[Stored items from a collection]
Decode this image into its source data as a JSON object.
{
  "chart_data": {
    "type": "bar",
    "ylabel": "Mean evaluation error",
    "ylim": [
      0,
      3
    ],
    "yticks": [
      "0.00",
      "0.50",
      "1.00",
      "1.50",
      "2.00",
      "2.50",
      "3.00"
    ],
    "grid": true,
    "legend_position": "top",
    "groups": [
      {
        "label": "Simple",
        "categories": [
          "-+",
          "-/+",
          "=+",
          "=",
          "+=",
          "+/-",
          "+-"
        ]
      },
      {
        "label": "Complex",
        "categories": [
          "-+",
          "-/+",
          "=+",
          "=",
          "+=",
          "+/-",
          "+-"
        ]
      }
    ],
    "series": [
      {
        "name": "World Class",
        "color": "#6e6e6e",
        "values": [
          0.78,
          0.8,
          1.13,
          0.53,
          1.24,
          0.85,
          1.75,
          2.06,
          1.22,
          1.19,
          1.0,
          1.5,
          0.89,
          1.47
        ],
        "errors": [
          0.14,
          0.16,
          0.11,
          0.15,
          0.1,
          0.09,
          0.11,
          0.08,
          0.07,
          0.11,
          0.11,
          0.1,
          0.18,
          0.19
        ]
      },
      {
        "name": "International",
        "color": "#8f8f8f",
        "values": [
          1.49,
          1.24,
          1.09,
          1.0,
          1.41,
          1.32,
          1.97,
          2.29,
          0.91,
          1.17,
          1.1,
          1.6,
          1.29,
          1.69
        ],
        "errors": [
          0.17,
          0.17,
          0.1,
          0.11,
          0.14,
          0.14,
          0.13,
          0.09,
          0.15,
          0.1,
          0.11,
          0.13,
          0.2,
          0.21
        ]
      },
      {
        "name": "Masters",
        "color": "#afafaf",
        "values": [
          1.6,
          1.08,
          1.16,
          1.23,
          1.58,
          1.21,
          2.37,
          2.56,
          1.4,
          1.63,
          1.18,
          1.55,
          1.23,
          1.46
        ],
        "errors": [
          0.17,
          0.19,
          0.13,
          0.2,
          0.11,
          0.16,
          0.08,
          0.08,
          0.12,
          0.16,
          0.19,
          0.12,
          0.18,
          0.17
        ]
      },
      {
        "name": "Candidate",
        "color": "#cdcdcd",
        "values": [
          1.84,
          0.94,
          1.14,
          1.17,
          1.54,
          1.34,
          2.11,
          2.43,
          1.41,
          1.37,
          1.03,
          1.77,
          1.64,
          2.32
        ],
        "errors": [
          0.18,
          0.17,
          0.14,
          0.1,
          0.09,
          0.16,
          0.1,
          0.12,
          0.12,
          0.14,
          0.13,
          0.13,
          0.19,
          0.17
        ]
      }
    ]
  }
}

### Exercise brief
Search the data above for the string "color" and copy each line that has it.

### Written response
        "color": "#6e6e6e",
        "color": "#8f8f8f",
        "color": "#afafaf",
        "color": "#cdcdcd",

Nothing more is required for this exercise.